Exercise: Please put the entries that open with the line containing "List every element" and close with the line containing "disable-step-2-cont: want to", both ends included, into a Markdown table with the columns Row and Line. Number each row and leave out blank lines.
= = = = = = =
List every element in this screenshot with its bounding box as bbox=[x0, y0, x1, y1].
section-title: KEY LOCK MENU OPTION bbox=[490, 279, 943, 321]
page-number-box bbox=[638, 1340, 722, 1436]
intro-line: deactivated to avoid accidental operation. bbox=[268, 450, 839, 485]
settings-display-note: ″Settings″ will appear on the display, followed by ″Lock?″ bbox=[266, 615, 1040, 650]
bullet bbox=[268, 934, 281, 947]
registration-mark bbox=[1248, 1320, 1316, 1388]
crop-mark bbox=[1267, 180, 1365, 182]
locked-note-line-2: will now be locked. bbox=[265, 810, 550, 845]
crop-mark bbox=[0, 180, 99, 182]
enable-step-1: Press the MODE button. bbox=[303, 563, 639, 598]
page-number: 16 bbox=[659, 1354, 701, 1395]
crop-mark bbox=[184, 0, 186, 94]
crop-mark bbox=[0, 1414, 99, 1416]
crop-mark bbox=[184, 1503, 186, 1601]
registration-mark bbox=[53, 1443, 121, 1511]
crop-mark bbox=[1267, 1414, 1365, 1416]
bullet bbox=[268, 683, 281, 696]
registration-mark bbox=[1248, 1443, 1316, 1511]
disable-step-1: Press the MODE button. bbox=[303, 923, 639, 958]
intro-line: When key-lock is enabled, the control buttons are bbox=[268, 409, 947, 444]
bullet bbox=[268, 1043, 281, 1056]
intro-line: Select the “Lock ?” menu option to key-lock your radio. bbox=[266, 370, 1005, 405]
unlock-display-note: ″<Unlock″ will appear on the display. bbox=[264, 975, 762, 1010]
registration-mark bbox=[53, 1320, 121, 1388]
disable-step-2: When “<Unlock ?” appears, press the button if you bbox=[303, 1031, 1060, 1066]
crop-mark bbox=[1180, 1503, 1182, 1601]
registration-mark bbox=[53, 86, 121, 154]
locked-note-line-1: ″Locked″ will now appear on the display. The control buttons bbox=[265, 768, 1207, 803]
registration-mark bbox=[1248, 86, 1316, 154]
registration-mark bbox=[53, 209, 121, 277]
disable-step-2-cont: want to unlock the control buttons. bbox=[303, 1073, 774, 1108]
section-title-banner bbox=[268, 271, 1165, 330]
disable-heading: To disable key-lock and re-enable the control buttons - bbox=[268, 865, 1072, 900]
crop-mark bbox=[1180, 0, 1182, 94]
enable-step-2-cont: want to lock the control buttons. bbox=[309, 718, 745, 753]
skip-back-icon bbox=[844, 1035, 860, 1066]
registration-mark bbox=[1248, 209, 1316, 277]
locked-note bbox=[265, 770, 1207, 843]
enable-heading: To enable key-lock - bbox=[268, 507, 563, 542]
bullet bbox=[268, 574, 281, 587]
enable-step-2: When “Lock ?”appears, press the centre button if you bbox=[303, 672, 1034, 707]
= = = = = = =
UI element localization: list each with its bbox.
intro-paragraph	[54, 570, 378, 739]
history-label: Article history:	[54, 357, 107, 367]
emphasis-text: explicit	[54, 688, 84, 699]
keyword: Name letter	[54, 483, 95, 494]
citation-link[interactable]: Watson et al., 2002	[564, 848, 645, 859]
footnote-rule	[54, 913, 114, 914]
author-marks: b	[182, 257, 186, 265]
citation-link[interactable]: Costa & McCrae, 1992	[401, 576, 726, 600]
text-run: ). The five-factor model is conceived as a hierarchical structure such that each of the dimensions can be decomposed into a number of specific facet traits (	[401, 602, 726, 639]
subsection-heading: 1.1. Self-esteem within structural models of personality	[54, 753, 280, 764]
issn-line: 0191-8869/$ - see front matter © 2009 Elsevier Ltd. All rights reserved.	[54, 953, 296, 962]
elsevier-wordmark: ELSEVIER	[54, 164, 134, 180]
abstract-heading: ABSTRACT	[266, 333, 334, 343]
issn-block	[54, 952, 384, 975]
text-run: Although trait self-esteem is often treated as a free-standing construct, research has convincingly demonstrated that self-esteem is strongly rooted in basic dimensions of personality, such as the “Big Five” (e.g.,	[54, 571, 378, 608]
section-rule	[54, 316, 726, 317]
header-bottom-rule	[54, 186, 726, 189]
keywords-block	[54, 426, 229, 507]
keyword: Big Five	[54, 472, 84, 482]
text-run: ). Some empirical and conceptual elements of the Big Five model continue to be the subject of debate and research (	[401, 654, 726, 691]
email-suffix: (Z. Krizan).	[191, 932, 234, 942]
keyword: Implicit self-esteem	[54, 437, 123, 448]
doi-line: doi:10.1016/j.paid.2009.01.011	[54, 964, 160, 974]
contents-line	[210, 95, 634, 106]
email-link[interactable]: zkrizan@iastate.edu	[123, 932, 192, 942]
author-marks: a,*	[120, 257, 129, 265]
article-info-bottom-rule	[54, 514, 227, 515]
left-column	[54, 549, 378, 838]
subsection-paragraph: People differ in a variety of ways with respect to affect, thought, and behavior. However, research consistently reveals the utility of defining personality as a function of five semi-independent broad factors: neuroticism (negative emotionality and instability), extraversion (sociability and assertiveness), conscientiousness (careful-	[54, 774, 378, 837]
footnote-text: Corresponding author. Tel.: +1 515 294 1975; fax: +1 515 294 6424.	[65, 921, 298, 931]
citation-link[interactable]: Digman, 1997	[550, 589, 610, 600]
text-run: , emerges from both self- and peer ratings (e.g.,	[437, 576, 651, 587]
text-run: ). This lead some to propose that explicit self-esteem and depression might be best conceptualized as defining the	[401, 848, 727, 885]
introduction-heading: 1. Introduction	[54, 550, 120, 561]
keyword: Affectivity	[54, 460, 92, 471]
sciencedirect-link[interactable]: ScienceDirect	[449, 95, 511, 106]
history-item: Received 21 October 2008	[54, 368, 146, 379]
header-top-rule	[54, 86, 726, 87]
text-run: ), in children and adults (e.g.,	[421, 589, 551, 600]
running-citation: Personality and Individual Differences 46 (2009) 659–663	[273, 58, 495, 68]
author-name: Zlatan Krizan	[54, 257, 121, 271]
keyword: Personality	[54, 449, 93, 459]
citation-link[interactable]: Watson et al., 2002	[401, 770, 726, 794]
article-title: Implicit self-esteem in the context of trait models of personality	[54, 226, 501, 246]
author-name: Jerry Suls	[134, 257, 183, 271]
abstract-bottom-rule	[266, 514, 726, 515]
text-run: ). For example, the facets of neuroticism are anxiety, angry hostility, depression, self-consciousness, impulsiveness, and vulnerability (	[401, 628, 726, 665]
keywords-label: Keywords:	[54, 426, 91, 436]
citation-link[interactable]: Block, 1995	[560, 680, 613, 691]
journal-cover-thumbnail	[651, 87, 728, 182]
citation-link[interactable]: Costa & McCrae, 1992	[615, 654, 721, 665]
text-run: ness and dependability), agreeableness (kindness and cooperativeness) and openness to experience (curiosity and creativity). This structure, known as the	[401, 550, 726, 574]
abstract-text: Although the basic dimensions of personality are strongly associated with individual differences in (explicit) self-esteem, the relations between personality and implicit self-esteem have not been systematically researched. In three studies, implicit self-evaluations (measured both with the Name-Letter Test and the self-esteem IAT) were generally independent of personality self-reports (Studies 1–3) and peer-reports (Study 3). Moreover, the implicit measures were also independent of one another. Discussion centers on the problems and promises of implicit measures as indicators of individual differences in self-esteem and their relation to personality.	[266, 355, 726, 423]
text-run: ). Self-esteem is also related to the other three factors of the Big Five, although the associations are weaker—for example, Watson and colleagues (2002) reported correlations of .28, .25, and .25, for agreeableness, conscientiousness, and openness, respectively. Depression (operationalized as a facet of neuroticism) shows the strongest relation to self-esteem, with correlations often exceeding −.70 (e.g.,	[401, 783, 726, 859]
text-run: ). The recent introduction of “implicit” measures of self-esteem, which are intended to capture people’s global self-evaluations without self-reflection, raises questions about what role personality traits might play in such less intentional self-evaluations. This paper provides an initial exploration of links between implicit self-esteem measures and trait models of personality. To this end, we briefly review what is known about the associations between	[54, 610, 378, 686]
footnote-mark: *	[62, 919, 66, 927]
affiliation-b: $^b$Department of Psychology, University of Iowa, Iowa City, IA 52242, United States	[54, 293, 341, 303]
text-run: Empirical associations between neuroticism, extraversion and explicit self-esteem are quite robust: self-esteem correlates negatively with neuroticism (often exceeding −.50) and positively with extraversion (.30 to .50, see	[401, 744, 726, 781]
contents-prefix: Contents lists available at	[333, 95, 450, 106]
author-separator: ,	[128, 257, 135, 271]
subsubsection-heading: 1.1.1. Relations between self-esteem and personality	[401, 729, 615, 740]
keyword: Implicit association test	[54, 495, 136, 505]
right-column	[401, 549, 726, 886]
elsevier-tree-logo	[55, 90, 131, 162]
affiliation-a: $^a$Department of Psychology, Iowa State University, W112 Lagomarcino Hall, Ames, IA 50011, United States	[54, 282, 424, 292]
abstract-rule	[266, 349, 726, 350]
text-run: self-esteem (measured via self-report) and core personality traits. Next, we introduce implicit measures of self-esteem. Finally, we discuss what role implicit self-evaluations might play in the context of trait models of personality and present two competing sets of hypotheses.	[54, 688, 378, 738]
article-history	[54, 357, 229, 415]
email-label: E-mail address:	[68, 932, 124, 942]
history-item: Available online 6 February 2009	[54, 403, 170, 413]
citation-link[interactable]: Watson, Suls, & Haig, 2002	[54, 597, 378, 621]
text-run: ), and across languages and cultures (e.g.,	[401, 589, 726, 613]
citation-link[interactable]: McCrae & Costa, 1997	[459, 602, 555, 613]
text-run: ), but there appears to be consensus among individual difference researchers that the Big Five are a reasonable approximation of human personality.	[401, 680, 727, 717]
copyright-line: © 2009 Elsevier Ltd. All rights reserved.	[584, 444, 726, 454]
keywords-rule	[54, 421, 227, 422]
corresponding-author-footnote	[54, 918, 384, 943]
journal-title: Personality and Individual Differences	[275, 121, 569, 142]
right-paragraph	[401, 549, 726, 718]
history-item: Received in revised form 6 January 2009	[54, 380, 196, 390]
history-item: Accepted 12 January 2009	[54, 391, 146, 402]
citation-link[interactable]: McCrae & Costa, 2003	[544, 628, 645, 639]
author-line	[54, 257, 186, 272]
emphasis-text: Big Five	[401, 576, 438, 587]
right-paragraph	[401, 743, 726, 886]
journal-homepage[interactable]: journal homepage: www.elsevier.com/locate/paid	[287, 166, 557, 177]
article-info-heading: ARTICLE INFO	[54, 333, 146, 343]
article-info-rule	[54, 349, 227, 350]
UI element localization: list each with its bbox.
= = = = = = =
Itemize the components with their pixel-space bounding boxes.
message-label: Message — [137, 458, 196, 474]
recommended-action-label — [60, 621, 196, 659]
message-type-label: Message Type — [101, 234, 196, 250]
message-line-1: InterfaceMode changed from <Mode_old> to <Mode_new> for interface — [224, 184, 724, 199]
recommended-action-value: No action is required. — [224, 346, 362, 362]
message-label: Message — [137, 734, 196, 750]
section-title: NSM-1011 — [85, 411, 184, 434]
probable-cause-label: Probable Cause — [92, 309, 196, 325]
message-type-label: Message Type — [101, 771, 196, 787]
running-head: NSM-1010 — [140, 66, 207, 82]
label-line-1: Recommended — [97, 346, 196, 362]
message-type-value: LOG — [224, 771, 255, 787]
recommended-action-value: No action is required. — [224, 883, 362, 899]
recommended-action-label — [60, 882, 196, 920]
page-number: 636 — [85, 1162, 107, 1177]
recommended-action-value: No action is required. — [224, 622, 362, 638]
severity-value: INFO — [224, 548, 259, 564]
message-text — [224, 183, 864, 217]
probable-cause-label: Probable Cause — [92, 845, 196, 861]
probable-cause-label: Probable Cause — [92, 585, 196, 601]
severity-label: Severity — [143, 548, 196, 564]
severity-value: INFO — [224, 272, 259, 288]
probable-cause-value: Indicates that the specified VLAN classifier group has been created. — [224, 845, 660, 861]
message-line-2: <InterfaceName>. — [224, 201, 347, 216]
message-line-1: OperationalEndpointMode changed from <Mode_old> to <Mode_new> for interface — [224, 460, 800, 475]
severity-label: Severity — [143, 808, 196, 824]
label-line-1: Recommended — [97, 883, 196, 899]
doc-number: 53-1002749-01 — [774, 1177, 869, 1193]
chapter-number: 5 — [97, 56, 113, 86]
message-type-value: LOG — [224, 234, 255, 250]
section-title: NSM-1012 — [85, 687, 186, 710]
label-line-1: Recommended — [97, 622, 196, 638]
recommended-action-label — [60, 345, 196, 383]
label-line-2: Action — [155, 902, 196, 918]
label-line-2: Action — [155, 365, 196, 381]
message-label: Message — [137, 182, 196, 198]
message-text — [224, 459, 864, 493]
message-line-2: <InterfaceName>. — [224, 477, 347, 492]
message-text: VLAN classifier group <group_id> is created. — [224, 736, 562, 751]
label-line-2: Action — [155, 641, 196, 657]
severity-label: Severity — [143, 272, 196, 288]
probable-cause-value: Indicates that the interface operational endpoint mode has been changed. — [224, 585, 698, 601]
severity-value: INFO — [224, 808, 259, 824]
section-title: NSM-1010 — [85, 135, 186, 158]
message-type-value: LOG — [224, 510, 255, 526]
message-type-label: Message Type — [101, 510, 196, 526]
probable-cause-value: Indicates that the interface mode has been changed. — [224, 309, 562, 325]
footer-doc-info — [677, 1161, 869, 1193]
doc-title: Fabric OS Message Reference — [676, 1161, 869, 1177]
= = = = = = =
Finished task:
| Row | Line |
|---|---|
| 1 | List every element in this screenshot with its bounding box as bbox=[x0, y0, x1, y1]. |
| 2 | section-title: KEY LOCK MENU OPTION bbox=[490, 279, 943, 321] |
| 3 | page-number-box bbox=[638, 1340, 722, 1436] |
| 4 | intro-line: deactivated to avoid accidental operation. bbox=[268, 450, 839, 485] |
| 5 | settings-display-note: ″Settings″ will appear on the display, followed by ″Lock?″ bbox=[266, 615, 1040, 650] |
| 6 | bullet bbox=[268, 934, 281, 947] |
| 7 | registration-mark bbox=[1248, 1320, 1316, 1388] |
| 8 | crop-mark bbox=[1267, 180, 1365, 182] |
| 9 | locked-note-line-2: will now be locked. bbox=[265, 810, 550, 845] |
| 10 | crop-mark bbox=[0, 180, 99, 182] |
| 11 | enable-step-1: Press the MODE button. bbox=[303, 563, 639, 598] |
| 12 | page-number: 16 bbox=[659, 1354, 701, 1395] |
| 13 | crop-mark bbox=[184, 0, 186, 94] |
| 14 | crop-mark bbox=[0, 1414, 99, 1416] |
| 15 | crop-mark bbox=[184, 1503, 186, 1601] |
| 16 | registration-mark bbox=[53, 1443, 121, 1511] |
| 17 | crop-mark bbox=[1267, 1414, 1365, 1416] |
| 18 | bullet bbox=[268, 683, 281, 696] |
| 19 | registration-mark bbox=[1248, 1443, 1316, 1511] |
| 20 | disable-step-1: Press the MODE button. bbox=[303, 923, 639, 958] |
| 21 | intro-line: When key-lock is enabled, the control buttons are bbox=[268, 409, 947, 444] |
| 22 | bullet bbox=[268, 1043, 281, 1056] |
| 23 | intro-line: Select the “Lock ?” menu option to key-lock your radio. bbox=[266, 370, 1005, 405] |
| 24 | unlock-display-note: ″<Unlock″ will appear on the display. bbox=[264, 975, 762, 1010] |
| 25 | registration-mark bbox=[53, 1320, 121, 1388] |
| 26 | disable-step-2: When “<Unlock ?” appears, press the button if you bbox=[303, 1031, 1060, 1066] |
| 27 | crop-mark bbox=[1180, 1503, 1182, 1601] |
| 28 | registration-mark bbox=[53, 86, 121, 154] |
| 29 | locked-note-line-1: ″Locked″ will now appear on the display. The control buttons bbox=[265, 768, 1207, 803] |
| 30 | registration-mark bbox=[1248, 86, 1316, 154] |
| 31 | registration-mark bbox=[53, 209, 121, 277] |
| 32 | disable-step-2-cont: want to unlock the control buttons. bbox=[303, 1073, 774, 1108] |